• _Objective_: Collect all lines below with the string "supports".

• _Provided entries_:
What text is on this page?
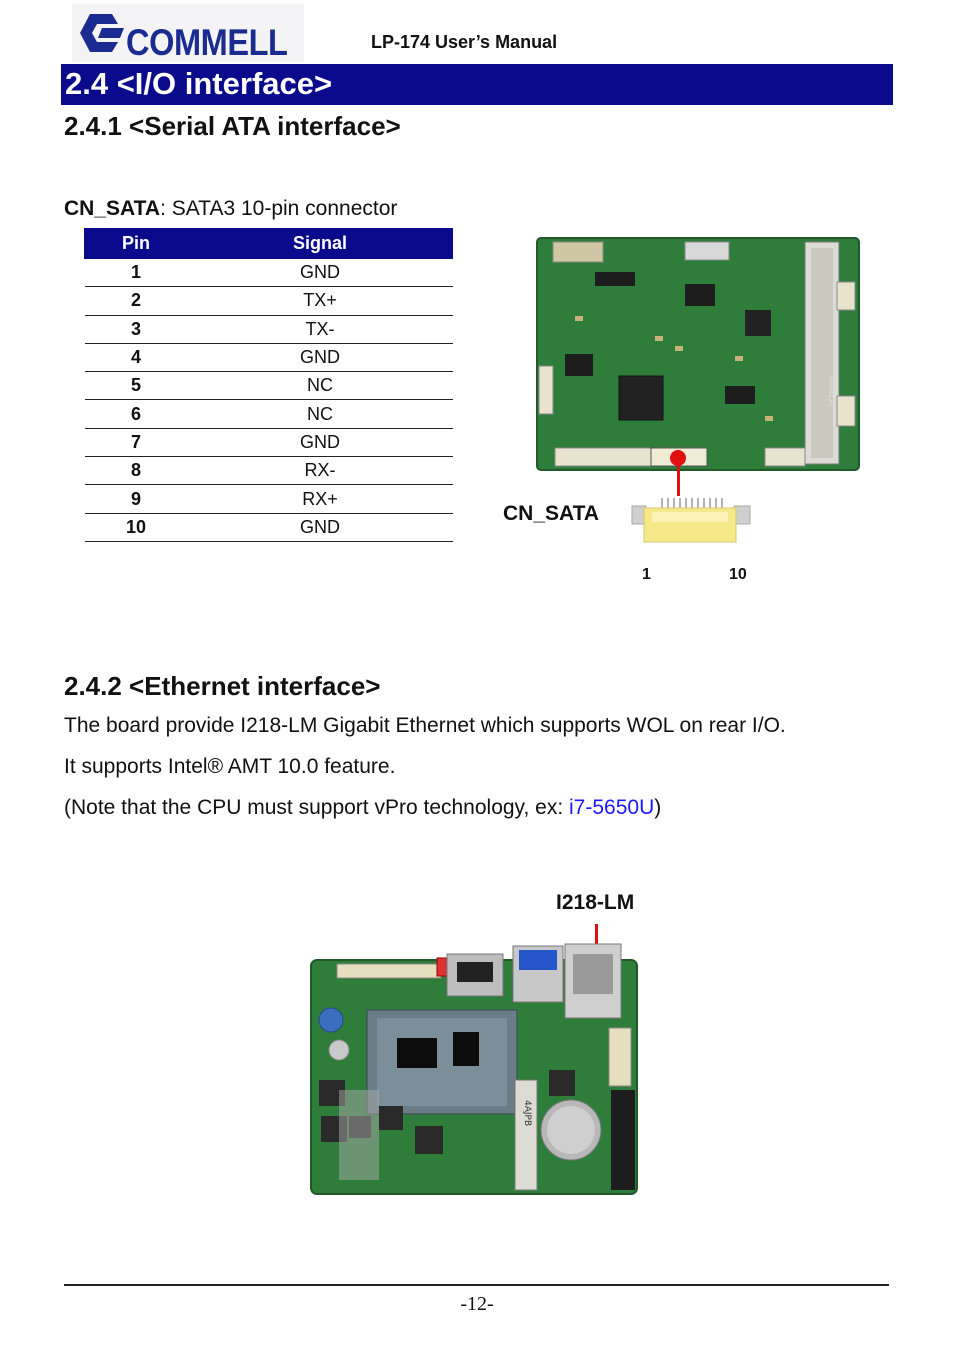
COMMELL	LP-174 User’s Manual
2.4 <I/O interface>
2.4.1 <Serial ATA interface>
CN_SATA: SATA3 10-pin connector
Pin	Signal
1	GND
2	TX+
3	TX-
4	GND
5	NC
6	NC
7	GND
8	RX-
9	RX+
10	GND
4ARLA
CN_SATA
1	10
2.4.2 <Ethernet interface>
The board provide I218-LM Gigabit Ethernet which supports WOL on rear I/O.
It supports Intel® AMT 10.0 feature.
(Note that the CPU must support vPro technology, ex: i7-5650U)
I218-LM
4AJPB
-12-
* * *
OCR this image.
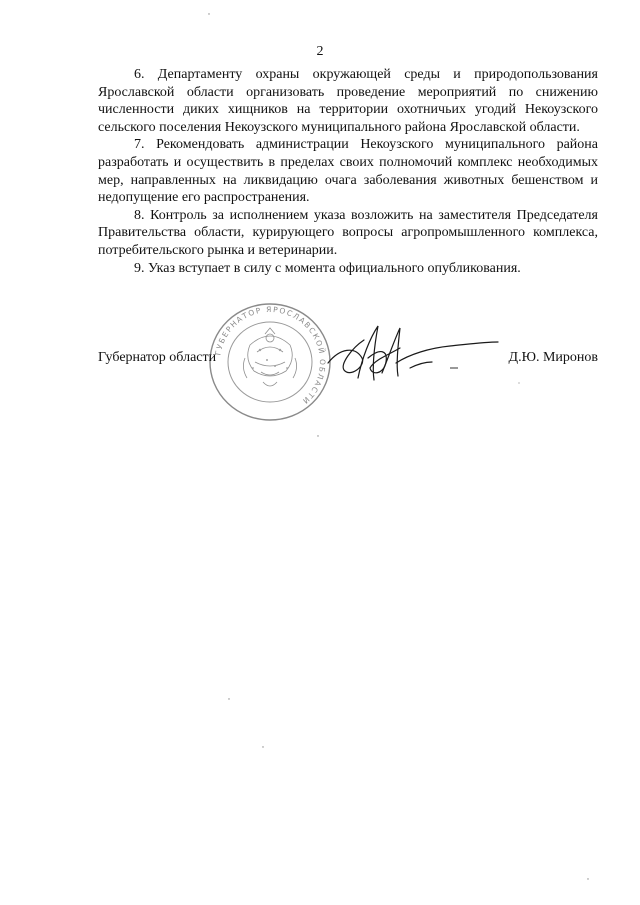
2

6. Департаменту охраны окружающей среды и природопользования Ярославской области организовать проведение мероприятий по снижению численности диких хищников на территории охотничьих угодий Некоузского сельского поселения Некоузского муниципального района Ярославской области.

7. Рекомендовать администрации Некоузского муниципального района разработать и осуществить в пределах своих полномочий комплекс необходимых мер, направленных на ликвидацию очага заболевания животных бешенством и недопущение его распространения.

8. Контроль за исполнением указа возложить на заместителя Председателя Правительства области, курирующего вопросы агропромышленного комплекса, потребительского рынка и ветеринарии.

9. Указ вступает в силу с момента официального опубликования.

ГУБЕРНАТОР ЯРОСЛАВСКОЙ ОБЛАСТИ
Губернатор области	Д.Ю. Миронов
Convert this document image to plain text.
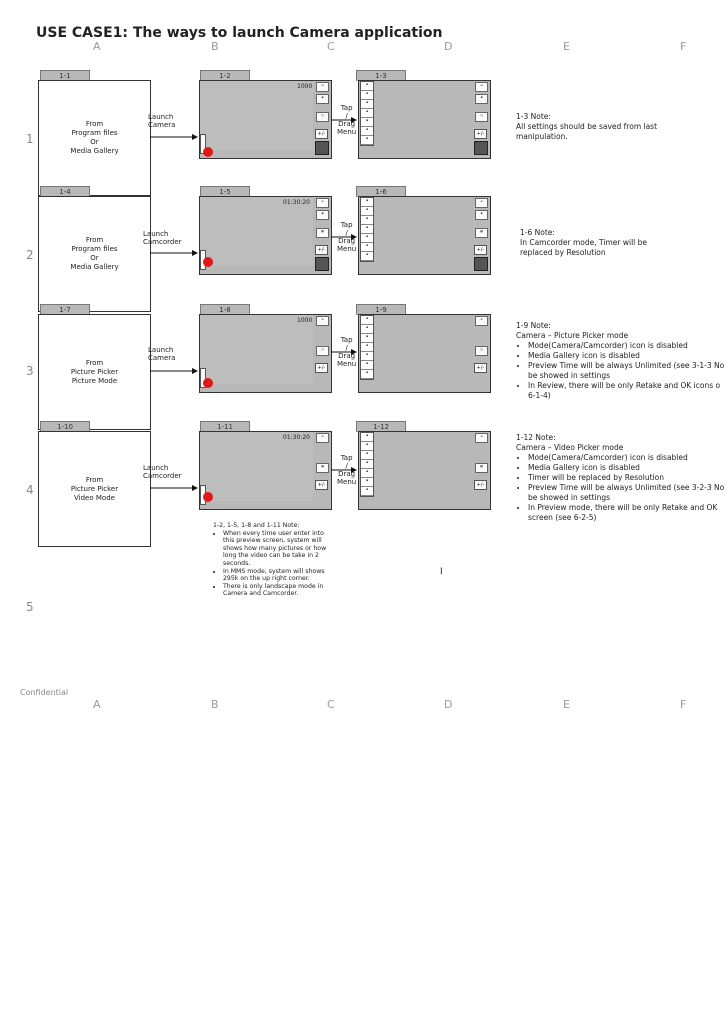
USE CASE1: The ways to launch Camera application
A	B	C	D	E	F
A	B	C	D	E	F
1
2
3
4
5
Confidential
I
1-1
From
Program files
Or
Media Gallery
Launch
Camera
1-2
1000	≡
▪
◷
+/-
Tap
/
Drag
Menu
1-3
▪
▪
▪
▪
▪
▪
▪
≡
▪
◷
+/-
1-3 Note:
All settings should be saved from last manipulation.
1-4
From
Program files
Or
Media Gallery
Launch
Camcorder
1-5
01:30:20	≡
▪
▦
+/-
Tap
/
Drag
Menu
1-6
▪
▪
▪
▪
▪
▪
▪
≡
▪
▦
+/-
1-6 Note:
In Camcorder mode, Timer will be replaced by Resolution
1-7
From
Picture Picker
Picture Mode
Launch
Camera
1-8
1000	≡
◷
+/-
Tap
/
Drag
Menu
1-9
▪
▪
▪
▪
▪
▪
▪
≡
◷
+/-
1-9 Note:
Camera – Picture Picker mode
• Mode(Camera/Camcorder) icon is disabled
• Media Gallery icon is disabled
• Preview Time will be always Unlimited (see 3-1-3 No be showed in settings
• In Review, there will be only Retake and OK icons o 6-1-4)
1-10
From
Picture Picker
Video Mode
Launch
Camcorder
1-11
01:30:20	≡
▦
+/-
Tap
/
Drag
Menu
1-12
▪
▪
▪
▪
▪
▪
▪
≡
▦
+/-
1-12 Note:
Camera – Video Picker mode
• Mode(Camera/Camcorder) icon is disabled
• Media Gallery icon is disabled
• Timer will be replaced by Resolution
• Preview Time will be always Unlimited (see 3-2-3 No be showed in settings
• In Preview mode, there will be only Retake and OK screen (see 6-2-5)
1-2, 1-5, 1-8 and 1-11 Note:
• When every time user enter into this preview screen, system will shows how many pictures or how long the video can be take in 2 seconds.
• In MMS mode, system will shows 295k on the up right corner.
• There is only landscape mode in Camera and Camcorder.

• _The output_:
The board provide I218-LM Gigabit Ethernet which supports WOL on rear I/O.
It supports Intel® AMT 10.0 feature.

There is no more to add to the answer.